▶ **Instructions for the task**:
From the entries that follow, extract each line holding the string "content".
=== Dataset entries ===
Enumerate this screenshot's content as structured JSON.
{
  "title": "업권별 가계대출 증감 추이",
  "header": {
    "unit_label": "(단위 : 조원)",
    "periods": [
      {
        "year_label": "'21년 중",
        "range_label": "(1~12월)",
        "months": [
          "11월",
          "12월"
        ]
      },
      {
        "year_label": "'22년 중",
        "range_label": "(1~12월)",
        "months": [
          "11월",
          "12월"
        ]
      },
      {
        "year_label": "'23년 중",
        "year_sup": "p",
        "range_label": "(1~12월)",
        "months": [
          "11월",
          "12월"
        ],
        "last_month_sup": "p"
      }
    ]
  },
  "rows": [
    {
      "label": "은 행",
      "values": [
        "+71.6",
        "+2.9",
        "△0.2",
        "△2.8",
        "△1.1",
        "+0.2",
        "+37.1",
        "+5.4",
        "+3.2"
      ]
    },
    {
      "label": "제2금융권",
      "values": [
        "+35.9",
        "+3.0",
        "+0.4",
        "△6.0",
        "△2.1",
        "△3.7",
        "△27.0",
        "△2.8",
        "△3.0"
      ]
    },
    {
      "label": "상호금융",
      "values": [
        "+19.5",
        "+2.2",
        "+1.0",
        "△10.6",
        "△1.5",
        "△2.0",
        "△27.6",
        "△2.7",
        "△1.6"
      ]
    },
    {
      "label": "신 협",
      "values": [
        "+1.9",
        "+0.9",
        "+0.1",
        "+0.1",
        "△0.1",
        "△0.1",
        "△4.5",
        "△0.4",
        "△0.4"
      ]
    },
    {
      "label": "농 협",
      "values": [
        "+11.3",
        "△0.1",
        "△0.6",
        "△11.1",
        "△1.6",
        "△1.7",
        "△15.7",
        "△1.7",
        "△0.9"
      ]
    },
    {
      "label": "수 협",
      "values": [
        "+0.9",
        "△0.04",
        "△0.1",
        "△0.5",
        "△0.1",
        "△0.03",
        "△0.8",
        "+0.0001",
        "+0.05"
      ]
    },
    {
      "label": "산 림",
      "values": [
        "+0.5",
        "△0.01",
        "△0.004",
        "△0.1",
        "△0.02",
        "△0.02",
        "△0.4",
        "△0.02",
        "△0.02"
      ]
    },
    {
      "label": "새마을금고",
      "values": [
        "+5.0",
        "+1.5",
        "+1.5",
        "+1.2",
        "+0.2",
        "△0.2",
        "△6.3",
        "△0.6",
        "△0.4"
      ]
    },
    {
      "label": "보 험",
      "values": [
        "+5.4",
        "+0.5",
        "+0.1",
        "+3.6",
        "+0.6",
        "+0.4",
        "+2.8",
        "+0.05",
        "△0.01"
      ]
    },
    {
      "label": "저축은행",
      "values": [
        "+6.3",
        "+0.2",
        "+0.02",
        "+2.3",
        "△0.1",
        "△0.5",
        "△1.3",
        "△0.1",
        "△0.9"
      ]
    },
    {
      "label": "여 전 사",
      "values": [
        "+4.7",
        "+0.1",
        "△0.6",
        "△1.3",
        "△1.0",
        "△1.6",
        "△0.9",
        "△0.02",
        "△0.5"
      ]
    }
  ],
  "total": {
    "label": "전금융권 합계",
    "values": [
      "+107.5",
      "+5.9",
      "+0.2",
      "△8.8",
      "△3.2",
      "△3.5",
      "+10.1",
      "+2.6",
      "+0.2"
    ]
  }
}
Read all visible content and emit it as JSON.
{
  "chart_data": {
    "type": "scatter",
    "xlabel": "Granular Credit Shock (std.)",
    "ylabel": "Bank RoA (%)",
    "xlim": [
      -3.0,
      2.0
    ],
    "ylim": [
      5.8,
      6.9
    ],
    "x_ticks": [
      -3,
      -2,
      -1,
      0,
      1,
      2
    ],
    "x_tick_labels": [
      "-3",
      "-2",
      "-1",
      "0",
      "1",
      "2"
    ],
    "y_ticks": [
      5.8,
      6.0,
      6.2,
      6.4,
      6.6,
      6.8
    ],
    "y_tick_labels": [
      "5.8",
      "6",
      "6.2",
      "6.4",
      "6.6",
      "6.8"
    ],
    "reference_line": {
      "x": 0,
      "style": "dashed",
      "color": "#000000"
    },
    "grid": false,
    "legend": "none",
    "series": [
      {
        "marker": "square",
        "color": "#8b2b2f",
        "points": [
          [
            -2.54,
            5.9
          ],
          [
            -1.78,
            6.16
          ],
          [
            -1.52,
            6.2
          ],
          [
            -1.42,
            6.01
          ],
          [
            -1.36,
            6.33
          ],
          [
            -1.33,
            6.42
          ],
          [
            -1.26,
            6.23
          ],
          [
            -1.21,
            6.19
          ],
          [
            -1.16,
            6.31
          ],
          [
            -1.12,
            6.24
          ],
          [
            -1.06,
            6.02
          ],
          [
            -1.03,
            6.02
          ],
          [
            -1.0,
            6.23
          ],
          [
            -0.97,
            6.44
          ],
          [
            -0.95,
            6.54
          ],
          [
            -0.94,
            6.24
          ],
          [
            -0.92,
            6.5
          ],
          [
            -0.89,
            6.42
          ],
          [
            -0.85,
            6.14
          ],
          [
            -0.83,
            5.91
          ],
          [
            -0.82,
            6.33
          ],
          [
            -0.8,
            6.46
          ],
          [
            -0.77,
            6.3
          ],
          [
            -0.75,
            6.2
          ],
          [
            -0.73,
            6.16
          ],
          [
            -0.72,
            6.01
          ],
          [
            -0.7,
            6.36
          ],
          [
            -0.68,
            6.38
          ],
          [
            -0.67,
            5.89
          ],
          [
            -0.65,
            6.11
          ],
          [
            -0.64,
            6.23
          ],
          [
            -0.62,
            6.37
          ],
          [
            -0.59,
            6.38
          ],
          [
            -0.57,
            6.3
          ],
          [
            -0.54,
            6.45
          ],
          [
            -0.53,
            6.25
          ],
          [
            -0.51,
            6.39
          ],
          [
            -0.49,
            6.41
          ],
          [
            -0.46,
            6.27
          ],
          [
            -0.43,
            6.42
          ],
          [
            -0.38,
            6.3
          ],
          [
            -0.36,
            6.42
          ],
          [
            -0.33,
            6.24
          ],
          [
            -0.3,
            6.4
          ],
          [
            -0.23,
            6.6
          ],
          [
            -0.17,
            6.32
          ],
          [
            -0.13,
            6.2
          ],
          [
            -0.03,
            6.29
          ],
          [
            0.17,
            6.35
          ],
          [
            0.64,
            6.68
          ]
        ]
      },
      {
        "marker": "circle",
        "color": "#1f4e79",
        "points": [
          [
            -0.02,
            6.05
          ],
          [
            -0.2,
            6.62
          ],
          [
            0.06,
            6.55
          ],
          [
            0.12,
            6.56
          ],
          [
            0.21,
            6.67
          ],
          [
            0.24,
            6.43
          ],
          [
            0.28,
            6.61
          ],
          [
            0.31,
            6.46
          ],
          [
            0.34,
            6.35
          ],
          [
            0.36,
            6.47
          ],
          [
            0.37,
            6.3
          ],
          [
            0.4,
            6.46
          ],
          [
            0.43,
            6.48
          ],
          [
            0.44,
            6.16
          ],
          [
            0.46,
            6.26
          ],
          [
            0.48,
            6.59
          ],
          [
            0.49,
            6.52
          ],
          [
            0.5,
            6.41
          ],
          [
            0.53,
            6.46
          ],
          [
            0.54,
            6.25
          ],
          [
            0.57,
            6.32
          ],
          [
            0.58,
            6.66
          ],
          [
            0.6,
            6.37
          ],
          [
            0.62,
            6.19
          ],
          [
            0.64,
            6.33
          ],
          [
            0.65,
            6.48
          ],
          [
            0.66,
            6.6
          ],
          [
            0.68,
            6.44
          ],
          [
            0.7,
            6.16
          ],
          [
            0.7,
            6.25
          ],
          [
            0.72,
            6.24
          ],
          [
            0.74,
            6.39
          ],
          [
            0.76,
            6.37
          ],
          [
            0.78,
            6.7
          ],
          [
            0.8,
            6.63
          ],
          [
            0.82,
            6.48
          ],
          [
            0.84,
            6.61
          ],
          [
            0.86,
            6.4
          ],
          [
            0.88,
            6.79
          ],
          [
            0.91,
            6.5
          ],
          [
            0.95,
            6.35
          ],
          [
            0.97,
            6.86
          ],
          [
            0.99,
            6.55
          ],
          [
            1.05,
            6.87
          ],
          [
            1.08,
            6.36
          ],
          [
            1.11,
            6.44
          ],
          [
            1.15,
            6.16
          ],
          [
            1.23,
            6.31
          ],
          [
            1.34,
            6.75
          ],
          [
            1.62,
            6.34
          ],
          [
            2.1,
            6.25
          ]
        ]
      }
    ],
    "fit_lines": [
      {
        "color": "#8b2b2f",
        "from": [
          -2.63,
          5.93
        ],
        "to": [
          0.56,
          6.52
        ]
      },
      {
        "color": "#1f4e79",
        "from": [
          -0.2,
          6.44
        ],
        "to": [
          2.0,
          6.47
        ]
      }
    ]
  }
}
===
▶ **Exercise result**:
Enumerate this screenshot's content as structured JSON.
Read all visible content and emit it as JSON.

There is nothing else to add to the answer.